■ **Task prompt**
Copy each line below exactly and leave the pictures out.
## BEGIN Given entries
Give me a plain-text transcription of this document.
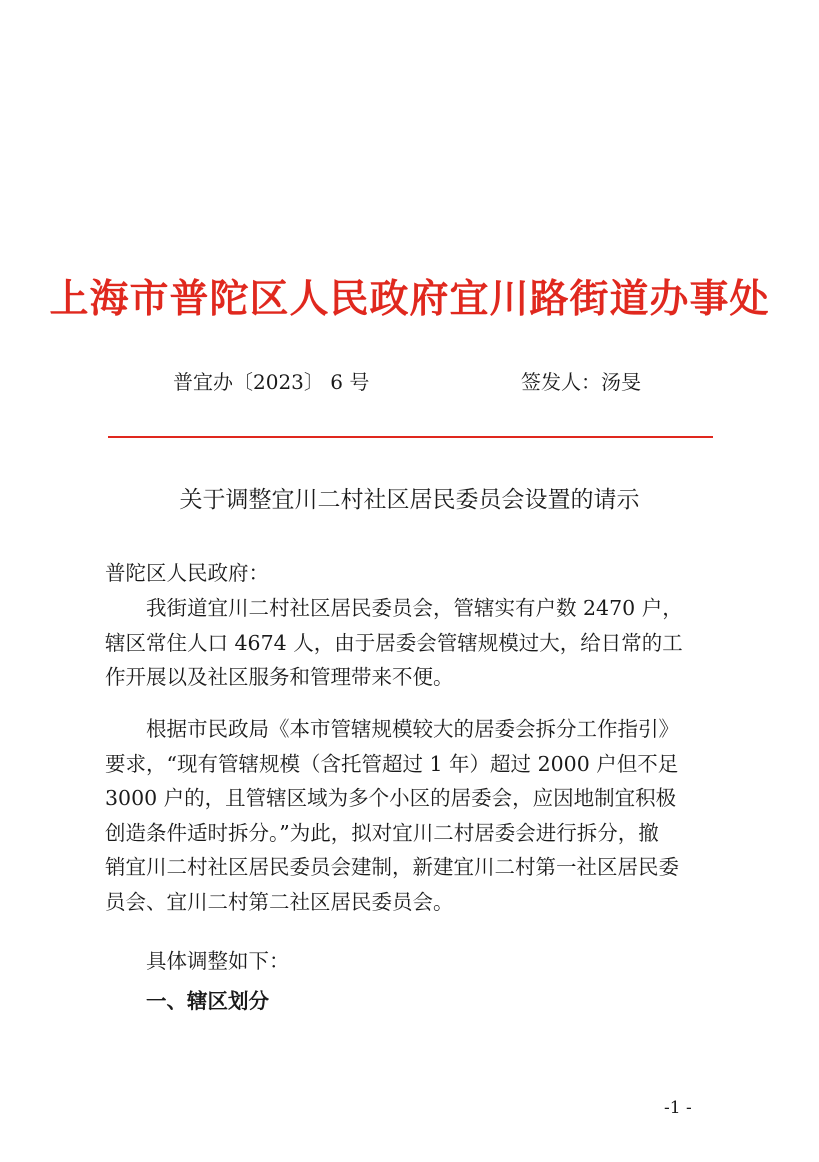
上海市普陀区人民政府宜川路街道办事处
普宜办〔2023〕 6 号	签发人：汤旻
关于调整宜川二村社区居民委员会设置的请示
普陀区人民政府：
　　我街道宜川二村社区居民委员会，管辖实有户数 2470 户，
辖区常住人口 4674 人，由于居委会管辖规模过大，给日常的工
作开展以及社区服务和管理带来不便。
　　根据市民政局《本市管辖规模较大的居委会拆分工作指引》
要求，“现有管辖规模（含托管超过 1 年）超过 2000 户但不足
3000 户的，且管辖区域为多个小区的居委会，应因地制宜积极
创造条件适时拆分。”为此，拟对宜川二村居委会进行拆分，撤
销宜川二村社区居民委员会建制，新建宜川二村第一社区居民委
员会、宜川二村第二社区居民委员会。
　　具体调整如下：
　　一、辖区划分
-1 -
## END Given entries
■ **Answer**
Give me a plain-text transcription of this document.
上海市普陀区人民政府宜川路街道办事处
普宜办〔2023〕 6 号	签发人：汤旻
关于调整宜川二村社区居民委员会设置的请示
普陀区人民政府：
　　我街道宜川二村社区居民委员会，管辖实有户数 2470 户，
辖区常住人口 4674 人，由于居委会管辖规模过大，给日常的工
作开展以及社区服务和管理带来不便。
　　根据市民政局《本市管辖规模较大的居委会拆分工作指引》
要求，“现有管辖规模（含托管超过 1 年）超过 2000 户但不足
3000 户的，且管辖区域为多个小区的居委会，应因地制宜积极
创造条件适时拆分。”为此，拟对宜川二村居委会进行拆分，撤
销宜川二村社区居民委员会建制，新建宜川二村第一社区居民委
员会、宜川二村第二社区居民委员会。
　　具体调整如下：
　　一、辖区划分
-1 -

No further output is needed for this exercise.